* [Passage given]
'''

FEDERAL COURTS WELLS SPRING 2015
I. JUDICIAL REVIEW
A. Establishing Judicial Review
1. Courts have power of judicial review. Marbury v. Madison (1803).
2. Court struck down jxd’l statute.
a. Sought relief under original jxd because Judiciary Act of 1789, § 13 seemed to say he had access to SCOTUS without going to any other court first.
b. But Art. III says there are some topics on which court has original jxd—otherwise jxd is only appellate—but this is not one of them.
i. Because statute purports to confer original jxd beyond the constitutional limits of original jxd, court strikes down statute.
ii. Statute is unconstitutional, and therefore there is no relief.
B. Rationale
1. Judicial review is implicit in text of Constitution.
a. Constitution articulates limits for exercise of power of separate branches. If limits are not enforced, balance is upset.
b. Courts must use all law to decide case in front of it. Constitution is the Supreme law, under Art. IV, so if statute conflicts with superior law, overrule it.
2. In system with checks and balances, court’s role is to check other branches.
a. “It is emphatically the province of the Court to decide what the law is.”
b. WELLS says this is bolder view where judiciary exists as a restraint on other branches.
II. CONSTITUTIONAL REMEDIES: SECTION 1983 AND RELATED DOCTRINES
A. Statutory framework à 42 U.S.C. § 1983
Every person who, under color of any statute, ordinance, regulation, custom, or usage, of any State or Territory or the District of Columbia, subjects, or causes to be subjected, any citizen of the United States or other person within the jurisdiction thereof to the deprivation of any rights, privileges, or immunities secured by the Constitution and laws, shall be liable to the party injured in an action at law, suit in equity, or other proper proceeding for redress, except that in any action brought against a judicial officer for an act or omission taken in such officer’s judicial capacity, injunctive relief shall not be granted unless a declaratory decree was violated or declaratory relief was unavailable. For the purposes of this section, any Act of Congress applicable exclusively to the District of Columbia shall be considered to be a statute of the District of Columbia.
1. Elements of a cause of action.
a. Natural person
b. Violation à Deprivation of rights
c. Federal constitutional or statutory rights
d. Under color of state law
i. Includes actual authority as well as “custom” and “usage”
2. POLICY
a. Override state law
b. Provide remedy when state remedy is inadequate
c. Provide a federal remedy when state courts provide a remedy in theory but not in practice.
d. Allows post hoc review, where has previously only injunctions were available.
3. Establishes legal remedy for constitutional wrongs. Two ways to allege violation of constitutional wrong.
a. As ∆, can raise constitutional defense.
i. See, e.g., Roe v. Wade (∆ prosecuted for having abortion raises constitutional right as defense), N.Y. Times v. Sullivan (∆ sued for libel and defamation could raise constitution as a defense.
ii. See also Bond v. United States (2011). ∆ charged under federal terrorism law when she used federally regulated chemicals to attack her husband’s paramour. SCOTUS held, 9-0 that she had standing to raise constitutional challenge to statute.
iii. But, if claimant can only raise as defense, limits operational significance of constitutional remedy. Marbury could not have brought suit; Brown πs could not have raised claim.
b. Not historically true, but now Constitution is more broadly available as a sword.
i. Previously could only bring suits for injunctive, equitable relief.

'''

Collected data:

'''

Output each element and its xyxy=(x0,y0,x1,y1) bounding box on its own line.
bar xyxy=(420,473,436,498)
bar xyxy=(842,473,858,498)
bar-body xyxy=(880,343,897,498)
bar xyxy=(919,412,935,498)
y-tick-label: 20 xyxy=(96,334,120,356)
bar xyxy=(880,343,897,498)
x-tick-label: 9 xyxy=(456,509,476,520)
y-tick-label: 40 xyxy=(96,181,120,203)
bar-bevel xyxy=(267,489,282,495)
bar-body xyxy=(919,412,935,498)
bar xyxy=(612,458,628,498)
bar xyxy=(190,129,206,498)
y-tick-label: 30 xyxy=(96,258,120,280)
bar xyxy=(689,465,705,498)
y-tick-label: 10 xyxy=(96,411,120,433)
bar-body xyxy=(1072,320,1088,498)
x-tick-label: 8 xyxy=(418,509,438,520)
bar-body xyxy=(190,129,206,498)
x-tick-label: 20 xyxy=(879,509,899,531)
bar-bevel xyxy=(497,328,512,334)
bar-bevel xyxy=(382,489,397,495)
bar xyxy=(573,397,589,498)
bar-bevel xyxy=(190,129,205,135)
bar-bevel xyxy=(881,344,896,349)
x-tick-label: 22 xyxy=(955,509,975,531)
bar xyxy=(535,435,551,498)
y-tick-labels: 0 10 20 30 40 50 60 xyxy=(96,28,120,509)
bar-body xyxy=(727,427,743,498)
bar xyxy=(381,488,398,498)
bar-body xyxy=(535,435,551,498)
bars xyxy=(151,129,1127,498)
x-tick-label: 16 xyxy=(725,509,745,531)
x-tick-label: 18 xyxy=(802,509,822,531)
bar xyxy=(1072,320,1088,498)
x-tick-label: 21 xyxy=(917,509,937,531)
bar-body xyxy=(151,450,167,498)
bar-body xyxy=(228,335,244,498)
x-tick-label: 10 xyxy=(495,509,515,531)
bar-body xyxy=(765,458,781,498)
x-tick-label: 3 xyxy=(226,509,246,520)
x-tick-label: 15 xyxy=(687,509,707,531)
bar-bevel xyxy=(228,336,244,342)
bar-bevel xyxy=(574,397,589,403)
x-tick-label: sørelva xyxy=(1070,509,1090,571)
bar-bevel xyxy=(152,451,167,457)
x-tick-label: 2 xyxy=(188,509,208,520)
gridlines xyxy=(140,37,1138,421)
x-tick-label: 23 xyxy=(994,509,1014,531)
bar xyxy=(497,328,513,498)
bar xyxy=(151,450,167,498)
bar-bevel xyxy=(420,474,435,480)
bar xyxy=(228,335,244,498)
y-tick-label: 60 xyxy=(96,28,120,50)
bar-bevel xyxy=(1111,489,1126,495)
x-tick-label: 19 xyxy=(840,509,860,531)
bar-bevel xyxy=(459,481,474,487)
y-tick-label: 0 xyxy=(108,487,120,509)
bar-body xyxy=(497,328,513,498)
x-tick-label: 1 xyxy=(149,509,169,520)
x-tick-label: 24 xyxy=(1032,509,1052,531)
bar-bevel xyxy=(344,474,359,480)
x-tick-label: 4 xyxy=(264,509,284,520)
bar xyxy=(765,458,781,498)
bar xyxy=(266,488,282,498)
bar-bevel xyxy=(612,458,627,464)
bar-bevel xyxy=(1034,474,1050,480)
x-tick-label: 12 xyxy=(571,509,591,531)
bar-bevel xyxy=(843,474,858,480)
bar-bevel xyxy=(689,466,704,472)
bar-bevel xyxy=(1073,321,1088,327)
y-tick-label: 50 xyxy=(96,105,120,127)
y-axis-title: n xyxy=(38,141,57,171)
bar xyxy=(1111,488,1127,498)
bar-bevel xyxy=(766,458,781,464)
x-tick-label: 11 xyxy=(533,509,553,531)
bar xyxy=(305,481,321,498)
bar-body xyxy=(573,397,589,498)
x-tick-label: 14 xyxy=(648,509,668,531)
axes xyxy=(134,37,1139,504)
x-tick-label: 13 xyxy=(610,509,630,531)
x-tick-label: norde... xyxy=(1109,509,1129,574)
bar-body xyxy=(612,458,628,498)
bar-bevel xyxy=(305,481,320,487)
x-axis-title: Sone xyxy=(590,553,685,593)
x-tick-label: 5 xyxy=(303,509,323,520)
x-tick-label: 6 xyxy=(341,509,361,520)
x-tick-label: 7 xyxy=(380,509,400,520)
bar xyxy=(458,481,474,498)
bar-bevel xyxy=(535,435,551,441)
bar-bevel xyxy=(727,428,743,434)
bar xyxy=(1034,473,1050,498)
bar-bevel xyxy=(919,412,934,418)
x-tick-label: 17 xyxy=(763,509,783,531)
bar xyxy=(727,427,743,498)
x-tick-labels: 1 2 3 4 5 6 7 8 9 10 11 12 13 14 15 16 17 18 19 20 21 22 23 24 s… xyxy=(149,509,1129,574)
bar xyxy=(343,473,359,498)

'''

* [Job]
Reproduce the part of the federal courts outline that begins at the words "1. Elements of" and stops after the words "injunctions were available.".

* [Correct answer]
1. Elements of a cause of action.
a. Natural person
b. Violation à Deprivation of rights
c. Federal constitutional or statutory rights
d. Under color of state law
i. Includes actual authority as well as “custom” and “usage”
2. POLICY
a. Override state law
b. Provide remedy when state remedy is inadequate
c. Provide a federal remedy when state courts provide a remedy in theory but not in practice.
d. Allows post hoc review, where has previously only injunctions were available.